Instruction: Give as output the line that contains "Extract all readable text from this page.", followed by every remaining line of the entries, unchanged and with nothing added.

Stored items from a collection
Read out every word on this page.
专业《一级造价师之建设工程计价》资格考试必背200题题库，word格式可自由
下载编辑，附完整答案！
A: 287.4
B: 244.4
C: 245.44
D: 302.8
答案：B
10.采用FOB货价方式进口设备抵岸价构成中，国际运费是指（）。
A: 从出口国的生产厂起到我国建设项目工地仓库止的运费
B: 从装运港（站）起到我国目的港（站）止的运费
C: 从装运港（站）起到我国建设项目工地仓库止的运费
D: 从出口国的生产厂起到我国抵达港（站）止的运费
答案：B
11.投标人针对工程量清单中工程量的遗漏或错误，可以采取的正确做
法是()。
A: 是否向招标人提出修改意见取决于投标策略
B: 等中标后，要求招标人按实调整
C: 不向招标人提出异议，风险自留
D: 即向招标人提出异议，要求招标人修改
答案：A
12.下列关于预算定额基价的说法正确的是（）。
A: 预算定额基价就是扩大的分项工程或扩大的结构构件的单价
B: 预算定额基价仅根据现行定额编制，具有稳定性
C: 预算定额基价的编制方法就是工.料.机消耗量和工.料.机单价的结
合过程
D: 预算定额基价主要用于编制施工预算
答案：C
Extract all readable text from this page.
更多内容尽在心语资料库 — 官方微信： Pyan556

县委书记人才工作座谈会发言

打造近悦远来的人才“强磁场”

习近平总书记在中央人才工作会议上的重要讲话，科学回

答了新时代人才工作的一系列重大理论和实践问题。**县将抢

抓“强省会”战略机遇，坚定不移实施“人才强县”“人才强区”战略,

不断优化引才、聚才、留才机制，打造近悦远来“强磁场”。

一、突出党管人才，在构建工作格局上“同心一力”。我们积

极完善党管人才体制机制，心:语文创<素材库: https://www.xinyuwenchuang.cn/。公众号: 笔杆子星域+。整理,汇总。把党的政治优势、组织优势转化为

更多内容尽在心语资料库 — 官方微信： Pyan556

Answer for this exercise:
Extract all readable text from this page.
更多内容尽在心语资料库 — 官方微信： Pyan556

县委书记人才工作座谈会发言

打造近悦远来的人才“强磁场”

习近平总书记在中央人才工作会议上的重要讲话，科学回

答了新时代人才工作的一系列重大理论和实践问题。**县将抢

抓“强省会”战略机遇，坚定不移实施“人才强县”“人才强区”战略,

不断优化引才、聚才、留才机制，打造近悦远来“强磁场”。

一、突出党管人才，在构建工作格局上“同心一力”。我们积

极完善党管人才体制机制，心:语文创<素材库: https://www.xinyuwenchuang.cn/。公众号: 笔杆子星域+。整理,汇总。把党的政治优势、组织优势转化为

更多内容尽在心语资料库 — 官方微信： Pyan556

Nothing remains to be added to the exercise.